__Work to complete__:
Could you transcribe the material below exactly, without leaving out a single line?

........

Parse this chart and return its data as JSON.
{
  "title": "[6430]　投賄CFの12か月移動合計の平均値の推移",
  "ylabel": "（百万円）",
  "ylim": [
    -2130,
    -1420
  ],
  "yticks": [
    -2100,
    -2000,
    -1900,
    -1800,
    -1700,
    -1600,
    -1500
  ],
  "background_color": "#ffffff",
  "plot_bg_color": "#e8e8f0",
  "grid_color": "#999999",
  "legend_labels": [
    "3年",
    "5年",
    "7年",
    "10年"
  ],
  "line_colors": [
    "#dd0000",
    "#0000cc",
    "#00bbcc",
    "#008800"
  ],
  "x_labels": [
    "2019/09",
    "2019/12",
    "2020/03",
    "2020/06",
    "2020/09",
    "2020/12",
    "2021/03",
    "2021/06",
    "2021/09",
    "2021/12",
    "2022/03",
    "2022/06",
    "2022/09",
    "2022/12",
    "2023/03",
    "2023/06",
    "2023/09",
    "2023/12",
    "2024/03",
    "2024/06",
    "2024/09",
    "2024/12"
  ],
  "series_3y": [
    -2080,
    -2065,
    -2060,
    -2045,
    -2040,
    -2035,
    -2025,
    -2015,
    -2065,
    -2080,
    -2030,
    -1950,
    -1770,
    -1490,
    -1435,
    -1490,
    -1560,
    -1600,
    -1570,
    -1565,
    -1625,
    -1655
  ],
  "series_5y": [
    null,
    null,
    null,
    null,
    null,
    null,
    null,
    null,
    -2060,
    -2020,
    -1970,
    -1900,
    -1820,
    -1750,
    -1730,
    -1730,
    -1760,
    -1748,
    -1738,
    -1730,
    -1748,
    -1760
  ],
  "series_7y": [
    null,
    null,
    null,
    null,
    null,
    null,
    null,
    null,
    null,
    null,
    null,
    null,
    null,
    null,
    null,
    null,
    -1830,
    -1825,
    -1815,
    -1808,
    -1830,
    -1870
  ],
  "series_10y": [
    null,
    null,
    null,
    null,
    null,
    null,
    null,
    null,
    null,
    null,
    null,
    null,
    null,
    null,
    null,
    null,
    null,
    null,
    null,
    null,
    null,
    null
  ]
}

........

__Exercise solution__:
Parse this chart and return its data as JSON.
{
  "title": "[6430]　投賄CFの12か月移動合計の平均値の推移",
  "ylabel": "（百万円）",
  "ylim": [
    -2130,
    -1420
  ],
  "yticks": [
    -2100,
    -2000,
    -1900,
    -1800,
    -1700,
    -1600,
    -1500
  ],
  "background_color": "#ffffff",
  "plot_bg_color": "#e8e8f0",
  "grid_color": "#999999",
  "legend_labels": [
    "3年",
    "5年",
    "7年",
    "10年"
  ],
  "line_colors": [
    "#dd0000",
    "#0000cc",
    "#00bbcc",
    "#008800"
  ],
  "x_labels": [
    "2019/09",
    "2019/12",
    "2020/03",
    "2020/06",
    "2020/09",
    "2020/12",
    "2021/03",
    "2021/06",
    "2021/09",
    "2021/12",
    "2022/03",
    "2022/06",
    "2022/09",
    "2022/12",
    "2023/03",
    "2023/06",
    "2023/09",
    "2023/12",
    "2024/03",
    "2024/06",
    "2024/09",
    "2024/12"
  ],
  "series_3y": [
    -2080,
    -2065,
    -2060,
    -2045,
    -2040,
    -2035,
    -2025,
    -2015,
    -2065,
    -2080,
    -2030,
    -1950,
    -1770,
    -1490,
    -1435,
    -1490,
    -1560,
    -1600,
    -1570,
    -1565,
    -1625,
    -1655
  ],
  "series_5y": [
    null,
    null,
    null,
    null,
    null,
    null,
    null,
    null,
    -2060,
    -2020,
    -1970,
    -1900,
    -1820,
    -1750,
    -1730,
    -1730,
    -1760,
    -1748,
    -1738,
    -1730,
    -1748,
    -1760
  ],
  "series_7y": [
    null,
    null,
    null,
    null,
    null,
    null,
    null,
    null,
    null,
    null,
    null,
    null,
    null,
    null,
    null,
    null,
    -1830,
    -1825,
    -1815,
    -1808,
    -1830,
    -1870
  ],
  "series_10y": [
    null,
    null,
    null,
    null,
    null,
    null,
    null,
    null,
    null,
    null,
    null,
    null,
    null,
    null,
    null,
    null,
    null,
    null,
    null,
    null,
    null,
    null
  ]
}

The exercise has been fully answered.